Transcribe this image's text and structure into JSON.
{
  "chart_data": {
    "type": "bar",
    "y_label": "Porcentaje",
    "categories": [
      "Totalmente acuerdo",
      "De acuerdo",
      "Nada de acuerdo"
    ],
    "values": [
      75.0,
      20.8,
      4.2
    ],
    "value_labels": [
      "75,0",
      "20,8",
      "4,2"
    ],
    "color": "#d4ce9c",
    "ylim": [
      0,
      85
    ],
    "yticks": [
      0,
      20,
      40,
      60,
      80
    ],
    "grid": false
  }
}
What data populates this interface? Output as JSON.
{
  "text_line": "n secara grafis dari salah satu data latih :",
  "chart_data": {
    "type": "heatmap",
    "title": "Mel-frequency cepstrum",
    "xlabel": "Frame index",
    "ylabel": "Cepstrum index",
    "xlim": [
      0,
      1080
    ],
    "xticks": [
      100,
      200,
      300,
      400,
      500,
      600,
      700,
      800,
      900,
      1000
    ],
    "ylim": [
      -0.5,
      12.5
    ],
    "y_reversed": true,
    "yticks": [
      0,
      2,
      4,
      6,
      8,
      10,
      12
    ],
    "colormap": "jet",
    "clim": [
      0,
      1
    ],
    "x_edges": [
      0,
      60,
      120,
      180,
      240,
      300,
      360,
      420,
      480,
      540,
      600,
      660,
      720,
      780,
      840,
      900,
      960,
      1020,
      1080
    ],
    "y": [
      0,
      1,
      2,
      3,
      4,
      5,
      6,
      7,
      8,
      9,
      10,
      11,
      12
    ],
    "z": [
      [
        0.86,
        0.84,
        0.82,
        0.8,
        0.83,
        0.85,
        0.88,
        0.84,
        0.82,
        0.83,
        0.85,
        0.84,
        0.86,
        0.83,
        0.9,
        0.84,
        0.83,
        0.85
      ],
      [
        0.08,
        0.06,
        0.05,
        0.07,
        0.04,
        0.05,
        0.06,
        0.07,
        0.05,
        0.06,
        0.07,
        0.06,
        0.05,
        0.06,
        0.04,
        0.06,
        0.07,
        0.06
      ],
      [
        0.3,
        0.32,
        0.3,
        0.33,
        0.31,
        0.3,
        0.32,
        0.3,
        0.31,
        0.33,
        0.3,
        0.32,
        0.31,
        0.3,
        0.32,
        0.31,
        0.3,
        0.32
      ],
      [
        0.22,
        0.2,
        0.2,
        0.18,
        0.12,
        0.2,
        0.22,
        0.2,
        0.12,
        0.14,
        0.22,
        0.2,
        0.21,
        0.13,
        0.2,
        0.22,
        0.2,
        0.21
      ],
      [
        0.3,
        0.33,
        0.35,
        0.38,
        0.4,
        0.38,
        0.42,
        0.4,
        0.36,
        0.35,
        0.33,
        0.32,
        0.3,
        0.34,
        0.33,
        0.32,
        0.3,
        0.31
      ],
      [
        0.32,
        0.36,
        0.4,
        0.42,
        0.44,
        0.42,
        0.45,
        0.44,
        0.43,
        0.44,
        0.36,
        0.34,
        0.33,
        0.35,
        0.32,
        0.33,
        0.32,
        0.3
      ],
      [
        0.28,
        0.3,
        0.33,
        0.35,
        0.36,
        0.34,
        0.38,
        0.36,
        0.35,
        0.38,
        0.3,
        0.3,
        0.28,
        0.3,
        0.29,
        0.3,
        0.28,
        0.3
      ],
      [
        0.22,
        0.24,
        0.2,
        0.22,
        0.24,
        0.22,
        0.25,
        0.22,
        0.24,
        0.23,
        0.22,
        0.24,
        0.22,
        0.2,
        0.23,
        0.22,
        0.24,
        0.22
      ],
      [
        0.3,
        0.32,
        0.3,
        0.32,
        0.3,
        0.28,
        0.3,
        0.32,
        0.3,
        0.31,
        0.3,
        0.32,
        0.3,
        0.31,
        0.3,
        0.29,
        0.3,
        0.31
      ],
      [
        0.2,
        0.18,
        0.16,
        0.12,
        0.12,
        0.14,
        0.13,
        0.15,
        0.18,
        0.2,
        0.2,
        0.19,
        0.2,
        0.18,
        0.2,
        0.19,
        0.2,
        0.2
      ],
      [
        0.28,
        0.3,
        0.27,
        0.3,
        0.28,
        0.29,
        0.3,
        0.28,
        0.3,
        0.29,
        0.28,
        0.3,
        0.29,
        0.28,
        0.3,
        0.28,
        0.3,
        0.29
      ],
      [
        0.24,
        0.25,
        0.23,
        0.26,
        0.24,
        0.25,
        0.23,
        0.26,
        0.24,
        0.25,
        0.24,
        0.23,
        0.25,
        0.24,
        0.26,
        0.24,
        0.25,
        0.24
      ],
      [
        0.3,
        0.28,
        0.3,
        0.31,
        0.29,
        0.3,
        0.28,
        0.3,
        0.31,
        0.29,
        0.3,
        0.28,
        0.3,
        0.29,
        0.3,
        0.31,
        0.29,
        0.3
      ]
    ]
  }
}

==================================================

_WORK TO COMPLETE_
Extract all of the material exactly as it is written.

_FINAL RESULT_
Transcribe this image's text and structure into JSON.
{
  "chart_data": {
    "type": "bar",
    "y_label": "Porcentaje",
    "categories": [
      "Totalmente acuerdo",
      "De acuerdo",
      "Nada de acuerdo"
    ],
    "values": [
      75.0,
      20.8,
      4.2
    ],
    "value_labels": [
      "75,0",
      "20,8",
      "4,2"
    ],
    "color": "#d4ce9c",
    "ylim": [
      0,
      85
    ],
    "yticks": [
      0,
      20,
      40,
      60,
      80
    ],
    "grid": false
  }
}
What data populates this interface? Output as JSON.
{
  "text_line": "n secara grafis dari salah satu data latih :",
  "chart_data": {
    "type": "heatmap",
    "title": "Mel-frequency cepstrum",
    "xlabel": "Frame index",
    "ylabel": "Cepstrum index",
    "xlim": [
      0,
      1080
    ],
    "xticks": [
      100,
      200,
      300,
      400,
      500,
      600,
      700,
      800,
      900,
      1000
    ],
    "ylim": [
      -0.5,
      12.5
    ],
    "y_reversed": true,
    "yticks": [
      0,
      2,
      4,
      6,
      8,
      10,
      12
    ],
    "colormap": "jet",
    "clim": [
      0,
      1
    ],
    "x_edges": [
      0,
      60,
      120,
      180,
      240,
      300,
      360,
      420,
      480,
      540,
      600,
      660,
      720,
      780,
      840,
      900,
      960,
      1020,
      1080
    ],
    "y": [
      0,
      1,
      2,
      3,
      4,
      5,
      6,
      7,
      8,
      9,
      10,
      11,
      12
    ],
    "z": [
      [
        0.86,
        0.84,
        0.82,
        0.8,
        0.83,
        0.85,
        0.88,
        0.84,
        0.82,
        0.83,
        0.85,
        0.84,
        0.86,
        0.83,
        0.9,
        0.84,
        0.83,
        0.85
      ],
      [
        0.08,
        0.06,
        0.05,
        0.07,
        0.04,
        0.05,
        0.06,
        0.07,
        0.05,
        0.06,
        0.07,
        0.06,
        0.05,
        0.06,
        0.04,
        0.06,
        0.07,
        0.06
      ],
      [
        0.3,
        0.32,
        0.3,
        0.33,
        0.31,
        0.3,
        0.32,
        0.3,
        0.31,
        0.33,
        0.3,
        0.32,
        0.31,
        0.3,
        0.32,
        0.31,
        0.3,
        0.32
      ],
      [
        0.22,
        0.2,
        0.2,
        0.18,
        0.12,
        0.2,
        0.22,
        0.2,
        0.12,
        0.14,
        0.22,
        0.2,
        0.21,
        0.13,
        0.2,
        0.22,
        0.2,
        0.21
      ],
      [
        0.3,
        0.33,
        0.35,
        0.38,
        0.4,
        0.38,
        0.42,
        0.4,
        0.36,
        0.35,
        0.33,
        0.32,
        0.3,
        0.34,
        0.33,
        0.32,
        0.3,
        0.31
      ],
      [
        0.32,
        0.36,
        0.4,
        0.42,
        0.44,
        0.42,
        0.45,
        0.44,
        0.43,
        0.44,
        0.36,
        0.34,
        0.33,
        0.35,
        0.32,
        0.33,
        0.32,
        0.3
      ],
      [
        0.28,
        0.3,
        0.33,
        0.35,
        0.36,
        0.34,
        0.38,
        0.36,
        0.35,
        0.38,
        0.3,
        0.3,
        0.28,
        0.3,
        0.29,
        0.3,
        0.28,
        0.3
      ],
      [
        0.22,
        0.24,
        0.2,
        0.22,
        0.24,
        0.22,
        0.25,
        0.22,
        0.24,
        0.23,
        0.22,
        0.24,
        0.22,
        0.2,
        0.23,
        0.22,
        0.24,
        0.22
      ],
      [
        0.3,
        0.32,
        0.3,
        0.32,
        0.3,
        0.28,
        0.3,
        0.32,
        0.3,
        0.31,
        0.3,
        0.32,
        0.3,
        0.31,
        0.3,
        0.29,
        0.3,
        0.31
      ],
      [
        0.2,
        0.18,
        0.16,
        0.12,
        0.12,
        0.14,
        0.13,
        0.15,
        0.18,
        0.2,
        0.2,
        0.19,
        0.2,
        0.18,
        0.2,
        0.19,
        0.2,
        0.2
      ],
      [
        0.28,
        0.3,
        0.27,
        0.3,
        0.28,
        0.29,
        0.3,
        0.28,
        0.3,
        0.29,
        0.28,
        0.3,
        0.29,
        0.28,
        0.3,
        0.28,
        0.3,
        0.29
      ],
      [
        0.24,
        0.25,
        0.23,
        0.26,
        0.24,
        0.25,
        0.23,
        0.26,
        0.24,
        0.25,
        0.24,
        0.23,
        0.25,
        0.24,
        0.26,
        0.24,
        0.25,
        0.24
      ],
      [
        0.3,
        0.28,
        0.3,
        0.31,
        0.29,
        0.3,
        0.28,
        0.3,
        0.31,
        0.29,
        0.3,
        0.28,
        0.3,
        0.29,
        0.3,
        0.31,
        0.29,
        0.3
      ]
    ]
  }
}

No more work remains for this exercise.